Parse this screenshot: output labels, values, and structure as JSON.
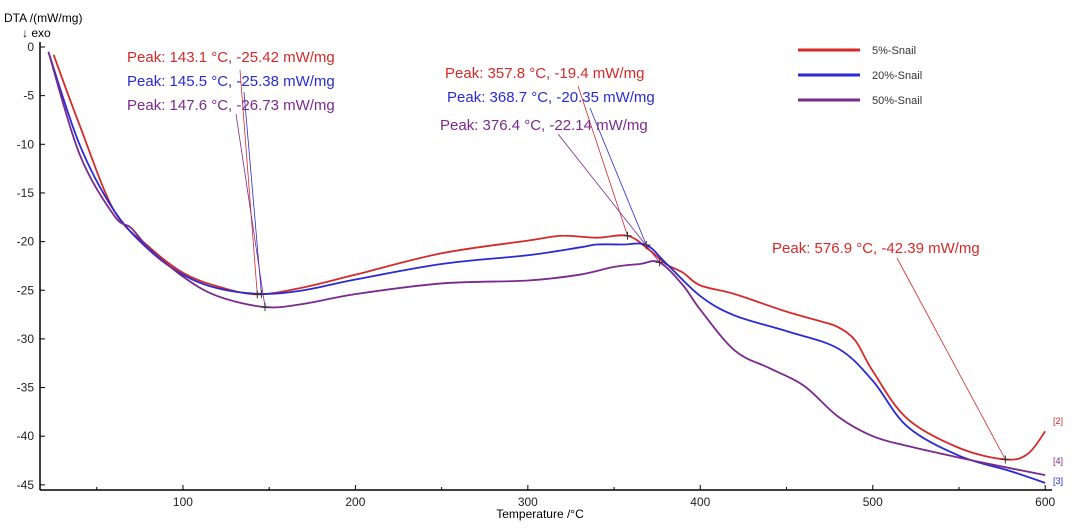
{
  "chart_data": {
    "type": "line",
    "ylabel": "DTA /(mW/mg)",
    "ylabel_note": "↓ exo",
    "xlabel": "Temperature /°C",
    "xlim": [
      17,
      605
    ],
    "ylim": [
      -46,
      0
    ],
    "xticks": [
      100,
      200,
      300,
      400,
      500,
      600
    ],
    "yticks": [
      0,
      -5,
      -10,
      -15,
      -20,
      -25,
      -30,
      -35,
      -40,
      -45
    ],
    "grid": false,
    "legend_position": "top-right",
    "series": [
      {
        "name": "5%-Snail",
        "color": "#d42a2a",
        "marker": "[2]",
        "x": [
          25,
          40,
          60,
          80,
          100,
          120,
          143.1,
          170,
          200,
          250,
          300,
          320,
          340,
          357.8,
          370,
          380,
          390,
          400,
          420,
          450,
          470,
          480,
          490,
          500,
          520,
          550,
          577,
          590,
          600
        ],
        "y": [
          -0.8,
          -8,
          -16.8,
          -20.5,
          -23.2,
          -24.6,
          -25.42,
          -24.7,
          -23.4,
          -21.2,
          -19.9,
          -19.4,
          -19.6,
          -19.4,
          -20.8,
          -22.3,
          -23.2,
          -24.5,
          -25.4,
          -27.2,
          -28.2,
          -28.8,
          -30.2,
          -33.3,
          -38.2,
          -41.2,
          -42.39,
          -41.8,
          -39.5
        ]
      },
      {
        "name": "20%-Snail",
        "color": "#2a2ad4",
        "marker": "[3]",
        "x": [
          22,
          40,
          60,
          80,
          100,
          120,
          145.5,
          170,
          200,
          250,
          300,
          330,
          340,
          355,
          368.7,
          380,
          400,
          420,
          450,
          480,
          500,
          520,
          550,
          580,
          600
        ],
        "y": [
          -0.5,
          -10,
          -16.8,
          -20.8,
          -23.4,
          -24.8,
          -25.38,
          -25,
          -23.9,
          -22.3,
          -21.4,
          -20.6,
          -20.3,
          -20.3,
          -20.35,
          -22.2,
          -25.6,
          -27.6,
          -29.2,
          -31,
          -34.3,
          -39,
          -42,
          -43.6,
          -44.8
        ]
      },
      {
        "name": "50%-Snail",
        "color": "#7a2a8c",
        "marker": "[4]",
        "x": [
          22,
          40,
          60,
          70,
          80,
          100,
          120,
          147.6,
          170,
          200,
          250,
          300,
          330,
          350,
          365,
          376.4,
          390,
          400,
          420,
          440,
          460,
          480,
          500,
          520,
          550,
          580,
          600
        ],
        "y": [
          -0.5,
          -11,
          -17.3,
          -18.6,
          -20.6,
          -23.6,
          -25.6,
          -26.73,
          -26.4,
          -25.4,
          -24.3,
          -24,
          -23.4,
          -22.6,
          -22.3,
          -22.14,
          -24.5,
          -27,
          -31.2,
          -33,
          -34.8,
          -38,
          -40,
          -41,
          -42.2,
          -43.3,
          -44
        ]
      }
    ],
    "annotations": [
      {
        "text": "Peak: 143.1 °C, -25.42 mW/mg",
        "series": "5%-Snail",
        "x": 143.1,
        "y": -25.42
      },
      {
        "text": "Peak: 145.5 °C, -25.38 mW/mg",
        "series": "20%-Snail",
        "x": 145.5,
        "y": -25.38
      },
      {
        "text": "Peak: 147.6 °C, -26.73 mW/mg",
        "series": "50%-Snail",
        "x": 147.6,
        "y": -26.73
      },
      {
        "text": "Peak: 357.8 °C, -19.4 mW/mg",
        "series": "5%-Snail",
        "x": 357.8,
        "y": -19.4
      },
      {
        "text": "Peak: 368.7 °C, -20.35 mW/mg",
        "series": "20%-Snail",
        "x": 368.7,
        "y": -20.35
      },
      {
        "text": "Peak: 376.4 °C, -22.14 mW/mg",
        "series": "50%-Snail",
        "x": 376.4,
        "y": -22.14
      },
      {
        "text": "Peak: 576.9 °C, -42.39 mW/mg",
        "series": "5%-Snail",
        "x": 576.9,
        "y": -42.39
      }
    ]
  }
}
______________________________
Copy out all the records exactly, excluding pictures.

Parse this screenshot: output labels, values, and structure as JSON.
{
  "chart_data": {
    "type": "line",
    "ylabel": "DTA /(mW/mg)",
    "ylabel_note": "↓ exo",
    "xlabel": "Temperature /°C",
    "xlim": [
      17,
      605
    ],
    "ylim": [
      -46,
      0
    ],
    "xticks": [
      100,
      200,
      300,
      400,
      500,
      600
    ],
    "yticks": [
      0,
      -5,
      -10,
      -15,
      -20,
      -25,
      -30,
      -35,
      -40,
      -45
    ],
    "grid": false,
    "legend_position": "top-right",
    "series": [
      {
        "name": "5%-Snail",
        "color": "#d42a2a",
        "marker": "[2]",
        "x": [
          25,
          40,
          60,
          80,
          100,
          120,
          143.1,
          170,
          200,
          250,
          300,
          320,
          340,
          357.8,
          370,
          380,
          390,
          400,
          420,
          450,
          470,
          480,
          490,
          500,
          520,
          550,
          577,
          590,
          600
        ],
        "y": [
          -0.8,
          -8,
          -16.8,
          -20.5,
          -23.2,
          -24.6,
          -25.42,
          -24.7,
          -23.4,
          -21.2,
          -19.9,
          -19.4,
          -19.6,
          -19.4,
          -20.8,
          -22.3,
          -23.2,
          -24.5,
          -25.4,
          -27.2,
          -28.2,
          -28.8,
          -30.2,
          -33.3,
          -38.2,
          -41.2,
          -42.39,
          -41.8,
          -39.5
        ]
      },
      {
        "name": "20%-Snail",
        "color": "#2a2ad4",
        "marker": "[3]",
        "x": [
          22,
          40,
          60,
          80,
          100,
          120,
          145.5,
          170,
          200,
          250,
          300,
          330,
          340,
          355,
          368.7,
          380,
          400,
          420,
          450,
          480,
          500,
          520,
          550,
          580,
          600
        ],
        "y": [
          -0.5,
          -10,
          -16.8,
          -20.8,
          -23.4,
          -24.8,
          -25.38,
          -25,
          -23.9,
          -22.3,
          -21.4,
          -20.6,
          -20.3,
          -20.3,
          -20.35,
          -22.2,
          -25.6,
          -27.6,
          -29.2,
          -31,
          -34.3,
          -39,
          -42,
          -43.6,
          -44.8
        ]
      },
      {
        "name": "50%-Snail",
        "color": "#7a2a8c",
        "marker": "[4]",
        "x": [
          22,
          40,
          60,
          70,
          80,
          100,
          120,
          147.6,
          170,
          200,
          250,
          300,
          330,
          350,
          365,
          376.4,
          390,
          400,
          420,
          440,
          460,
          480,
          500,
          520,
          550,
          580,
          600
        ],
        "y": [
          -0.5,
          -11,
          -17.3,
          -18.6,
          -20.6,
          -23.6,
          -25.6,
          -26.73,
          -26.4,
          -25.4,
          -24.3,
          -24,
          -23.4,
          -22.6,
          -22.3,
          -22.14,
          -24.5,
          -27,
          -31.2,
          -33,
          -34.8,
          -38,
          -40,
          -41,
          -42.2,
          -43.3,
          -44
        ]
      }
    ],
    "annotations": [
      {
        "text": "Peak: 143.1 °C, -25.42 mW/mg",
        "series": "5%-Snail",
        "x": 143.1,
        "y": -25.42
      },
      {
        "text": "Peak: 145.5 °C, -25.38 mW/mg",
        "series": "20%-Snail",
        "x": 145.5,
        "y": -25.38
      },
      {
        "text": "Peak: 147.6 °C, -26.73 mW/mg",
        "series": "50%-Snail",
        "x": 147.6,
        "y": -26.73
      },
      {
        "text": "Peak: 357.8 °C, -19.4 mW/mg",
        "series": "5%-Snail",
        "x": 357.8,
        "y": -19.4
      },
      {
        "text": "Peak: 368.7 °C, -20.35 mW/mg",
        "series": "20%-Snail",
        "x": 368.7,
        "y": -20.35
      },
      {
        "text": "Peak: 376.4 °C, -22.14 mW/mg",
        "series": "50%-Snail",
        "x": 376.4,
        "y": -22.14
      },
      {
        "text": "Peak: 576.9 °C, -42.39 mW/mg",
        "series": "5%-Snail",
        "x": 576.9,
        "y": -42.39
      }
    ]
  }
}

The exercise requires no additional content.